On that first trip back, 10 years ago, Bill walked all the way up to Superga and back down to the city again, twice, in two days. It’s about 10km from Turin’s centre, up twisting roads that lead to the summit finish in the Milan-Torino cycling race. He stripped the soles of his shoes.
We meet where he now lives, in England. The day grows dark as we talk in the comfort of his living room, drinking coffee. Bill is 80 and radiates warmth on a bitterly cold afternoon in south Yorkshire, looking back on a time when Turin was home.
Along the hallway and up the stairs hangs his “gallery of rogues”. There are photos of his dad, Leslie, as a Doncaster Rovers player and in a Manchester United team photo, alongside frames of his granddad Joe, goalkeeper for Sheffield United and Arsenal.
Leslie Lievesley moved his wife and young son to north Italy in 1947, when he left his first job as a coach with Dutch side Heracles Almelo to join Torino, having turned down an offer from Marseille.
The English coach was joining an already successful side. Torino became the first Italian team to win the league and cup double in 1943, the final season before Serie A was halted for two years during World War Two. They still hold three remarkable Italian top-flight records.
In 1947-48, Torino scored 125 goals in their 40 matches, finishing with a record goal difference of +92 on their way their fourth title in as many seasons. By the time of the Superga disaster they had not lost at home in more than six years, while their 10-0 victory over Alessandria in May 1948 remains the biggest in Serie A history.
This golden age for the club owed much to its president, Ferruccio Novo, who had determinedly signed up some of the country’s best players, including Valentino Mazzola, Torino’s star who became Italy’s captain. It fell to Novo to officially identify the bodies of the team he lovingly assembled. Mazzola had named one of his sons after him.
Novo did not travel on the fateful journey because of a bout of flu. Having failed in the perhaps impossible task of rebuilding the team after the crash, he resigned as Torino president in 1953, three years after leading Italy to the World Cup finals. The Azzurri travelled to Brazil by boat rather than by plane.
The other major influential figure in the club’s success was Erno Egri Erbstein, the team’s Hungarian manager who had been forced to return to his homeland following the 1938 anti-Semitic law that stripped Jews of their Italian citizenship under Benito Mussolini.
Erbstien escaped from a labour camp in Nazi-occupied Budapest, as is detailed in the book Erbstein: The Triumph and Tragedy of Football’s Forgotten Pioneer. He would return to Torino after the war and continue to win football matches according to his attacking ideals, with help from his English coach.
‘Dad probably thought he could beat Hitler single-handed’
Born in 1911, Leslie Lievesley got into coaching after his playing career was cut short by the war. He was at Crystal Palace, and Bill was a baby in Croydon, when in 1939 he signed up to join the Royal Air Force. He became a parachute dispatch officer, often involved in missions to drop soldiers, and sometimes spies, behind enemy lines.
On one such sortie, having been forced to return to base before completing their drop, his plane was shot down over Middle Wallop, just north of Southampton, by American anti-aircraft guns. Friendly fire. Everybody on board was killed, apart from Leslie, who walked out of it. “He was hard as nails,” Bill says of his dad. “He probably thought he could beat Hitler single-handed.”
There was a second crash in the war – although Bill can’t recall the details. The third that Lievesley survived came in 1948 when, travelling with the Torino youth team, the plane’s brakes malfunctioned on landing at Turin airport. Disaster was averted because the wing clipped a hangar and slowed the aircraft before it could collide with the terminal building.

Dataset records
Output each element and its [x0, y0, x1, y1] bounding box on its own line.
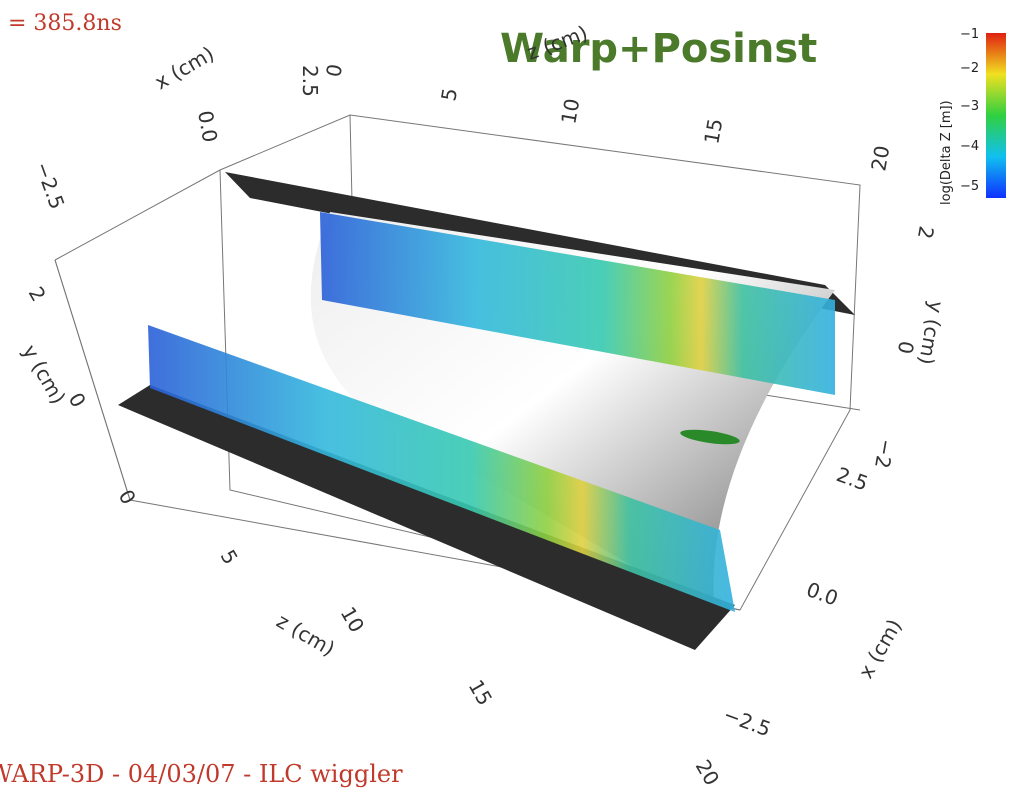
- tick-label: 15: [464, 676, 498, 710]
- colorbar-label: log(Delta Z [m]): [939, 100, 954, 205]
- colorbar-tick: −4: [960, 139, 979, 154]
- visualization: = 385.8ns Warp+Posinst log(Delta Z [m]) …: [0, 0, 1010, 797]
- tick-label: 20: [691, 756, 725, 790]
- tick-label: 20: [866, 144, 894, 173]
- colorbar-tick: −5: [960, 179, 979, 194]
- axis-label: x (cm): [854, 615, 907, 683]
- tick-label: 5: [436, 86, 462, 103]
- colorbar-tick: −2: [960, 61, 979, 76]
- axis-label: y (cm): [18, 341, 71, 409]
- tick-label: −2.5: [30, 159, 69, 213]
- tick-label: −2.5: [720, 702, 774, 741]
- tick-label: 0: [321, 62, 347, 79]
- axis-label: y (cm): [914, 299, 949, 366]
- axis-label: z (cm): [273, 609, 340, 661]
- colorbar-tick: −1: [960, 27, 979, 42]
- tick-label: 0: [893, 339, 919, 356]
- footer: WARP-3D - 04/03/07 - ILC wiggler: [0, 760, 403, 788]
- tick-label: 0: [114, 486, 141, 509]
- colorbar: [986, 33, 1006, 198]
- tick-label: 2: [913, 224, 939, 241]
- colorbar-tick: −3: [960, 99, 979, 114]
- tick-label: 2.5: [298, 65, 322, 97]
- tick-label: 2.5: [833, 462, 871, 495]
- tick-label: 5: [216, 546, 243, 569]
- time-label: = 385.8ns: [8, 11, 122, 36]
- tick-label: 0.0: [193, 109, 222, 144]
- tick-label: 0.0: [803, 577, 841, 610]
- tick-label: 2: [24, 283, 51, 306]
- tick-label: 10: [336, 603, 370, 637]
- tick-label: 10: [556, 97, 584, 126]
- tick-label: 15: [699, 117, 727, 146]
- axis-label: x (cm): [151, 41, 219, 94]
- tick-label: −2: [870, 437, 899, 470]
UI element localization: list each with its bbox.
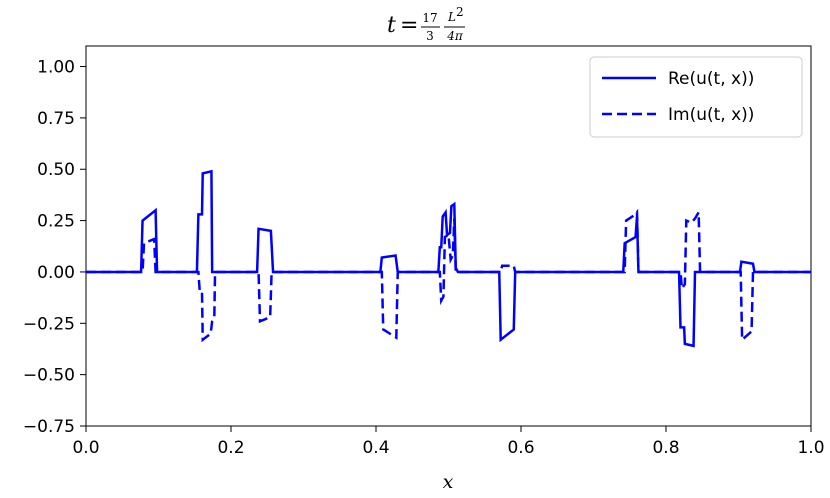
legend: Re(u(t, x)) Im(u(t, x)) <box>589 56 803 138</box>
x-tick-label: 0.6 <box>507 438 534 458</box>
title-frac1-den: 3 <box>426 29 434 43</box>
x-axis-label: x <box>443 471 454 493</box>
title-frac2-den: 4π <box>446 29 464 43</box>
y-tick-label: 0.00 <box>37 263 75 283</box>
title-eq: = <box>400 13 418 38</box>
x-tick-label: 0.2 <box>217 438 244 458</box>
y-tick-label: 0.50 <box>37 160 75 180</box>
y-tick-label: −0.75 <box>23 417 75 437</box>
legend-label-re: Re(u(t, x)) <box>668 69 754 89</box>
series-layer <box>86 169 811 348</box>
x-tick-label: 0.8 <box>652 438 679 458</box>
title-lhs: t <box>387 13 396 38</box>
y-tick-label: 1.00 <box>37 58 75 78</box>
x-tick-label: 0.4 <box>362 438 389 458</box>
x-axis: 0.0 0.2 0.4 0.6 0.8 1.0 <box>72 426 825 458</box>
title-frac2-sup: 2 <box>456 5 464 19</box>
y-tick-label: −0.50 <box>23 366 75 386</box>
y-tick-label: −0.25 <box>23 314 75 334</box>
title-frac2-num: L <box>447 10 456 24</box>
legend-label-im: Im(u(t, x)) <box>668 105 754 125</box>
x-tick-label: 0.0 <box>72 438 99 458</box>
x-tick-label: 1.0 <box>797 438 824 458</box>
y-tick-label: 0.75 <box>37 109 75 129</box>
series-line-im <box>86 207 811 343</box>
title-frac1-num: 17 <box>422 11 437 25</box>
y-tick-label: 0.25 <box>37 212 75 232</box>
chart-title: t = 17 3 L 2 4π <box>387 5 465 43</box>
y-axis: 1.00 0.75 0.50 0.25 0.00 −0.25 −0.50 −0.75 <box>23 58 86 437</box>
series-line-re <box>86 169 811 348</box>
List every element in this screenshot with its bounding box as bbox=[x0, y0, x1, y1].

* **TASK LIST**:
- A) Repeat a passage of the Torino article word for word, beginning at the words "We meet where" and stopping after "United and Arsenal.".
- B) Carry on the Torino article from its last sentence.
The data is unrelated to the Torino article.

* **OUTPUTS**:
- A)
We meet where he now lives, in England. The day grows dark as we talk in the comfort of his living room, drinking coffee. Bill is 80 and radiates warmth on a bitterly cold afternoon in south Yorkshire, looking back on a time when Turin was home.
Along the hallway and up the stairs hangs his “gallery of rogues”. There are photos of his dad, Leslie, as a Doncaster Rovers player and in a Manchester United team photo, alongside frames of his granddad Joe, goalkeeper for Sheffield United and Arsenal.

- B)
That same year, England travelled to Turin to play Italy. Seven of the Torino team lined up against an English side led by goalkeeper and captain Frank Swift, who, as a journalist, would perish in the 1958 Munich air disaster. Stanley Matthews was on the wing and Tom Finney scored twice in a 4-0 win.
Lievesley was by that time also coaching Italy – it was essentially the Torino team after all, at times including all 10 outfield players from the club. Bill remembers the heavy defeat by England did his father’s reputation little damage – if anything, it only increased the desire to learn from the inventors of the game.
Lievesley seemed to always enjoy support from those who mattered most, the players. According to Bill, it was the Torino players who asked for him to be promoted to the first team, having observed his good work with the youth side.
From marble floors to a colliery house and an outside toilet
As a child, Bill would often be taken along to his father’s training sessions – “when my mother had had enough of me,” he says. He might watch his dad work, or kick a ball about himself with the other kids hanging around Torino’s old Filadelfia stadium. It closed in 1963, and for years it lay abandoned. In May 2017 it opened once more and is now back in use as a training ground.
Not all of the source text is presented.